#### Record list
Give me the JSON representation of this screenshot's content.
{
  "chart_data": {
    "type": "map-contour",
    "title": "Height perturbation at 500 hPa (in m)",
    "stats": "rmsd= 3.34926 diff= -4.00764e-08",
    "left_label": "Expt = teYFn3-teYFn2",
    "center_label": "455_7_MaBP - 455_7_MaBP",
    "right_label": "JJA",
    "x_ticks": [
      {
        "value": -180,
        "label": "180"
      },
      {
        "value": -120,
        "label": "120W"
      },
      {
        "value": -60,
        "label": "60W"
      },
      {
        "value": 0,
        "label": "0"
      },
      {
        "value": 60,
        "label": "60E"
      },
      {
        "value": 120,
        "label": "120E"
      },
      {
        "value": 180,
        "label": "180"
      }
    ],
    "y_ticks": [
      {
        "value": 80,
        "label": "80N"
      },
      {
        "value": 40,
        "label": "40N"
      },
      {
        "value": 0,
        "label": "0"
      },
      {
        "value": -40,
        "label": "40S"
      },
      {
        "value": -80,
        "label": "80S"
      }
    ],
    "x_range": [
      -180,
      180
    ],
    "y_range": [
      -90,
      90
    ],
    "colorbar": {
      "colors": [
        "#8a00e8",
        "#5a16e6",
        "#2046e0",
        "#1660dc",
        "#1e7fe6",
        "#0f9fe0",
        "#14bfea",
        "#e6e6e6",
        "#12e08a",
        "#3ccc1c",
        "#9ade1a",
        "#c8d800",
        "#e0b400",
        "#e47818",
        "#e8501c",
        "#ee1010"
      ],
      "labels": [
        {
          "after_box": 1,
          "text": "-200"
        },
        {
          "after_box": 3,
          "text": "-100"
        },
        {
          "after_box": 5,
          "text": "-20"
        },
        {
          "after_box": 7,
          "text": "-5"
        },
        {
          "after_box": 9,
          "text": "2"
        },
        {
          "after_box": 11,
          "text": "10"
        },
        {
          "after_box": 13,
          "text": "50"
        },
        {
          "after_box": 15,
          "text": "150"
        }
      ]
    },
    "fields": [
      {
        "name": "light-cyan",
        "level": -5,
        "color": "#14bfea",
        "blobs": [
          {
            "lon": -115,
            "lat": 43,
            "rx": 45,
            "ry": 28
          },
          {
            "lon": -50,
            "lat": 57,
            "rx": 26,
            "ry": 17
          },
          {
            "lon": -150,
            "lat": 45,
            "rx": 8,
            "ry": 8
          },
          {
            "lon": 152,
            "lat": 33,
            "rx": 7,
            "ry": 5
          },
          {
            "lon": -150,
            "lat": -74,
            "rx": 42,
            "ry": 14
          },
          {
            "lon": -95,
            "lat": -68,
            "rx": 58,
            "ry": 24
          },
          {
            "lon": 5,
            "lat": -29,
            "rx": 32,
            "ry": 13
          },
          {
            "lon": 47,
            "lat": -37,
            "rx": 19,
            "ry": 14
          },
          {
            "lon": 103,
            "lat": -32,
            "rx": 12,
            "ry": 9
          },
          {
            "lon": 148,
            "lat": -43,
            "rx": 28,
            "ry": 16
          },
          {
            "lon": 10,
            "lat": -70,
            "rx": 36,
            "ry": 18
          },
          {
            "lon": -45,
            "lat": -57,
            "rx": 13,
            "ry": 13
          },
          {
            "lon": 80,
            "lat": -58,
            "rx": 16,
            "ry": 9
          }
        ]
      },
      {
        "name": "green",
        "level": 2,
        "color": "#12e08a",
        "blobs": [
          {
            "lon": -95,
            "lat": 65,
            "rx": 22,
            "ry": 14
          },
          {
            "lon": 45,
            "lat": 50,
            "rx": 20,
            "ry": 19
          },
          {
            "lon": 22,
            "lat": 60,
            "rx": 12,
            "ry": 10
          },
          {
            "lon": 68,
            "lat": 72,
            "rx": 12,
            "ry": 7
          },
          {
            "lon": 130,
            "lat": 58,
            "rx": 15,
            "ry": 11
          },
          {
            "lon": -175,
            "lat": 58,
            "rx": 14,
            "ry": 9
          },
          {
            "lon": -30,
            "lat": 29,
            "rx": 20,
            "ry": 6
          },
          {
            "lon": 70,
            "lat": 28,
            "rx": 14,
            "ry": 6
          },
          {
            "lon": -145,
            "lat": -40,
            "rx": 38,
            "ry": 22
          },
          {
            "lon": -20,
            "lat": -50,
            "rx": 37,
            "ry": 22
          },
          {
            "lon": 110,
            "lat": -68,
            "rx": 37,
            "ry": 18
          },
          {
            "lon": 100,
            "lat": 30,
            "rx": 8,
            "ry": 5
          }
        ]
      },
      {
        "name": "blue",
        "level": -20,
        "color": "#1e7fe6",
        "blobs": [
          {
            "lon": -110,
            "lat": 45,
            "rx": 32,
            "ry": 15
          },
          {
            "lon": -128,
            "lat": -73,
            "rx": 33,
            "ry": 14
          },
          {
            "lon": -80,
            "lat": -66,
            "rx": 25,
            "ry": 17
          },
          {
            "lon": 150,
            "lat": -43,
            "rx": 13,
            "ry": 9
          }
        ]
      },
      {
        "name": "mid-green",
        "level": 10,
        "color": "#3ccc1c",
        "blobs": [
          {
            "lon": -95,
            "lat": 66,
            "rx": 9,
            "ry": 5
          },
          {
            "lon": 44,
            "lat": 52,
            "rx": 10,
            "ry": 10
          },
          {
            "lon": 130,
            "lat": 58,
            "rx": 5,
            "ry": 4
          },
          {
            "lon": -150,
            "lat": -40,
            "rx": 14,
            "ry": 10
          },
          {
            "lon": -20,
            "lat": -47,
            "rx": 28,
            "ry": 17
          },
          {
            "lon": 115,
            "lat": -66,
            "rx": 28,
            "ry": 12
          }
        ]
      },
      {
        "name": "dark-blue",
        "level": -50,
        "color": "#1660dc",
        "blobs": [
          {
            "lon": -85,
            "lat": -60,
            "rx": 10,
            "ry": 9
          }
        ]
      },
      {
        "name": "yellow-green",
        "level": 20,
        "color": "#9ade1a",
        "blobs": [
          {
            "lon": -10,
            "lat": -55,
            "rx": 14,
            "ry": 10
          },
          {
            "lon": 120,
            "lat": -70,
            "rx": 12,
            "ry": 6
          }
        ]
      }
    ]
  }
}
########
Restate the listing in full, word for word.

Give me the JSON representation of this screenshot's content.
{
  "chart_data": {
    "type": "map-contour",
    "title": "Height perturbation at 500 hPa (in m)",
    "stats": "rmsd= 3.34926 diff= -4.00764e-08",
    "left_label": "Expt = teYFn3-teYFn2",
    "center_label": "455_7_MaBP - 455_7_MaBP",
    "right_label": "JJA",
    "x_ticks": [
      {
        "value": -180,
        "label": "180"
      },
      {
        "value": -120,
        "label": "120W"
      },
      {
        "value": -60,
        "label": "60W"
      },
      {
        "value": 0,
        "label": "0"
      },
      {
        "value": 60,
        "label": "60E"
      },
      {
        "value": 120,
        "label": "120E"
      },
      {
        "value": 180,
        "label": "180"
      }
    ],
    "y_ticks": [
      {
        "value": 80,
        "label": "80N"
      },
      {
        "value": 40,
        "label": "40N"
      },
      {
        "value": 0,
        "label": "0"
      },
      {
        "value": -40,
        "label": "40S"
      },
      {
        "value": -80,
        "label": "80S"
      }
    ],
    "x_range": [
      -180,
      180
    ],
    "y_range": [
      -90,
      90
    ],
    "colorbar": {
      "colors": [
        "#8a00e8",
        "#5a16e6",
        "#2046e0",
        "#1660dc",
        "#1e7fe6",
        "#0f9fe0",
        "#14bfea",
        "#e6e6e6",
        "#12e08a",
        "#3ccc1c",
        "#9ade1a",
        "#c8d800",
        "#e0b400",
        "#e47818",
        "#e8501c",
        "#ee1010"
      ],
      "labels": [
        {
          "after_box": 1,
          "text": "-200"
        },
        {
          "after_box": 3,
          "text": "-100"
        },
        {
          "after_box": 5,
          "text": "-20"
        },
        {
          "after_box": 7,
          "text": "-5"
        },
        {
          "after_box": 9,
          "text": "2"
        },
        {
          "after_box": 11,
          "text": "10"
        },
        {
          "after_box": 13,
          "text": "50"
        },
        {
          "after_box": 15,
          "text": "150"
        }
      ]
    },
    "fields": [
      {
        "name": "light-cyan",
        "level": -5,
        "color": "#14bfea",
        "blobs": [
          {
            "lon": -115,
            "lat": 43,
            "rx": 45,
            "ry": 28
          },
          {
            "lon": -50,
            "lat": 57,
            "rx": 26,
            "ry": 17
          },
          {
            "lon": -150,
            "lat": 45,
            "rx": 8,
            "ry": 8
          },
          {
            "lon": 152,
            "lat": 33,
            "rx": 7,
            "ry": 5
          },
          {
            "lon": -150,
            "lat": -74,
            "rx": 42,
            "ry": 14
          },
          {
            "lon": -95,
            "lat": -68,
            "rx": 58,
            "ry": 24
          },
          {
            "lon": 5,
            "lat": -29,
            "rx": 32,
            "ry": 13
          },
          {
            "lon": 47,
            "lat": -37,
            "rx": 19,
            "ry": 14
          },
          {
            "lon": 103,
            "lat": -32,
            "rx": 12,
            "ry": 9
          },
          {
            "lon": 148,
            "lat": -43,
            "rx": 28,
            "ry": 16
          },
          {
            "lon": 10,
            "lat": -70,
            "rx": 36,
            "ry": 18
          },
          {
            "lon": -45,
            "lat": -57,
            "rx": 13,
            "ry": 13
          },
          {
            "lon": 80,
            "lat": -58,
            "rx": 16,
            "ry": 9
          }
        ]
      },
      {
        "name": "green",
        "level": 2,
        "color": "#12e08a",
        "blobs": [
          {
            "lon": -95,
            "lat": 65,
            "rx": 22,
            "ry": 14
          },
          {
            "lon": 45,
            "lat": 50,
            "rx": 20,
            "ry": 19
          },
          {
            "lon": 22,
            "lat": 60,
            "rx": 12,
            "ry": 10
          },
          {
            "lon": 68,
            "lat": 72,
            "rx": 12,
            "ry": 7
          },
          {
            "lon": 130,
            "lat": 58,
            "rx": 15,
            "ry": 11
          },
          {
            "lon": -175,
            "lat": 58,
            "rx": 14,
            "ry": 9
          },
          {
            "lon": -30,
            "lat": 29,
            "rx": 20,
            "ry": 6
          },
          {
            "lon": 70,
            "lat": 28,
            "rx": 14,
            "ry": 6
          },
          {
            "lon": -145,
            "lat": -40,
            "rx": 38,
            "ry": 22
          },
          {
            "lon": -20,
            "lat": -50,
            "rx": 37,
            "ry": 22
          },
          {
            "lon": 110,
            "lat": -68,
            "rx": 37,
            "ry": 18
          },
          {
            "lon": 100,
            "lat": 30,
            "rx": 8,
            "ry": 5
          }
        ]
      },
      {
        "name": "blue",
        "level": -20,
        "color": "#1e7fe6",
        "blobs": [
          {
            "lon": -110,
            "lat": 45,
            "rx": 32,
            "ry": 15
          },
          {
            "lon": -128,
            "lat": -73,
            "rx": 33,
            "ry": 14
          },
          {
            "lon": -80,
            "lat": -66,
            "rx": 25,
            "ry": 17
          },
          {
            "lon": 150,
            "lat": -43,
            "rx": 13,
            "ry": 9
          }
        ]
      },
      {
        "name": "mid-green",
        "level": 10,
        "color": "#3ccc1c",
        "blobs": [
          {
            "lon": -95,
            "lat": 66,
            "rx": 9,
            "ry": 5
          },
          {
            "lon": 44,
            "lat": 52,
            "rx": 10,
            "ry": 10
          },
          {
            "lon": 130,
            "lat": 58,
            "rx": 5,
            "ry": 4
          },
          {
            "lon": -150,
            "lat": -40,
            "rx": 14,
            "ry": 10
          },
          {
            "lon": -20,
            "lat": -47,
            "rx": 28,
            "ry": 17
          },
          {
            "lon": 115,
            "lat": -66,
            "rx": 28,
            "ry": 12
          }
        ]
      },
      {
        "name": "dark-blue",
        "level": -50,
        "color": "#1660dc",
        "blobs": [
          {
            "lon": -85,
            "lat": -60,
            "rx": 10,
            "ry": 9
          }
        ]
      },
      {
        "name": "yellow-green",
        "level": 20,
        "color": "#9ade1a",
        "blobs": [
          {
            "lon": -10,
            "lat": -55,
            "rx": 14,
            "ry": 10
          },
          {
            "lon": 120,
            "lat": -70,
            "rx": 12,
            "ry": 6
          }
        ]
      }
    ]
  }
}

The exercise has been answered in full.